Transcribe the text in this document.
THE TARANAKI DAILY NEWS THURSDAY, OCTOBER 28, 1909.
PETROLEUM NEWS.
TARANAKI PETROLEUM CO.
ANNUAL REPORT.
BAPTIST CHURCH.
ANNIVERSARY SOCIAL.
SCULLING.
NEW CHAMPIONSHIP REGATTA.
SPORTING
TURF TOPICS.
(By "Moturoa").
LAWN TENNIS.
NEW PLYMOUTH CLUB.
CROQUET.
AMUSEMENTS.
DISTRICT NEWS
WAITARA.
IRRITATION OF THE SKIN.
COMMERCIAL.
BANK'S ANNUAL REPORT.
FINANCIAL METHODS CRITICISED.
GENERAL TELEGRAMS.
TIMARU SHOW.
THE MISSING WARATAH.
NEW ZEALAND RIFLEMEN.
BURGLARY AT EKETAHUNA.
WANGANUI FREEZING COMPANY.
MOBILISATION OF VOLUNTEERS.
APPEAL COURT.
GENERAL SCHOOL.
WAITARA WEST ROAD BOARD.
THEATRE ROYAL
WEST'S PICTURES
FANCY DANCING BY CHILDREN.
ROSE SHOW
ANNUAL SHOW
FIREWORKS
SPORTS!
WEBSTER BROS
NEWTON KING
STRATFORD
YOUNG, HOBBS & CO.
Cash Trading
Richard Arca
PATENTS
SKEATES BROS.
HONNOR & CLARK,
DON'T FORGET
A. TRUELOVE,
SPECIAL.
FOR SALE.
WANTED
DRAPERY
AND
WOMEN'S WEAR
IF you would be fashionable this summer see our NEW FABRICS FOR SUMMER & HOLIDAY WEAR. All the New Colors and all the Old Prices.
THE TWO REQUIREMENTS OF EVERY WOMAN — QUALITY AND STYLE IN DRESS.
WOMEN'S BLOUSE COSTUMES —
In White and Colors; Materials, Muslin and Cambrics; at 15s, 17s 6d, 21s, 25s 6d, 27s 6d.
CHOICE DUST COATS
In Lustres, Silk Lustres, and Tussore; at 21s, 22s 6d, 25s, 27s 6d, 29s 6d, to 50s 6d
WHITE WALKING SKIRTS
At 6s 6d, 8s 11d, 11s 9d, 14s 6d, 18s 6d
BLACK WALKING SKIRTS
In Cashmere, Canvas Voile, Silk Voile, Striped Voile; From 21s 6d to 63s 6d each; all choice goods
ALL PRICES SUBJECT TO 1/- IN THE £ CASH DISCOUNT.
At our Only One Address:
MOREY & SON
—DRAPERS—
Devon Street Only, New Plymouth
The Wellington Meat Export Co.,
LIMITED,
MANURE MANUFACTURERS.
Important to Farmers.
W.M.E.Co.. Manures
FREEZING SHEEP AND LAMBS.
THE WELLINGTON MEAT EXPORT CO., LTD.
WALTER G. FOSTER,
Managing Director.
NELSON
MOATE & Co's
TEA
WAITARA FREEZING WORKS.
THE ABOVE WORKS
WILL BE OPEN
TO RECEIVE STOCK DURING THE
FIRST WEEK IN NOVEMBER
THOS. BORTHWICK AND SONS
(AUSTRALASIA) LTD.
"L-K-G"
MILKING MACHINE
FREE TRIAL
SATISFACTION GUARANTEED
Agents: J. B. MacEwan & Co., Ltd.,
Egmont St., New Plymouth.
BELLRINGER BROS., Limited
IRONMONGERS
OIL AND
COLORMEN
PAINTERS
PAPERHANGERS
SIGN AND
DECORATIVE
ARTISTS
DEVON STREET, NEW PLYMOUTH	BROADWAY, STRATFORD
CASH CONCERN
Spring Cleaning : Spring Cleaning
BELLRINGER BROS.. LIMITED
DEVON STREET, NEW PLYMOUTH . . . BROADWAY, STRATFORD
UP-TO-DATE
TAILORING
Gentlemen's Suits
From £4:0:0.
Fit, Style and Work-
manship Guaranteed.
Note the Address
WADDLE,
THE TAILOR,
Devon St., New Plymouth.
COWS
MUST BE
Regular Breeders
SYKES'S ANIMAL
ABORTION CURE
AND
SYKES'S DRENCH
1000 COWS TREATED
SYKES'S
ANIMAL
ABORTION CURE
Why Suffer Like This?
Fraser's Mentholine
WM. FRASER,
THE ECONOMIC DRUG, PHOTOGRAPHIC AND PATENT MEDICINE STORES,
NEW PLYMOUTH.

→ WORK TO DO: From the data above, show each line that contains "WOMEN".

→ EXERCISE RESPONSE:
WOMEN'S WEAR
WOMEN'S BLOUSE COSTUMES —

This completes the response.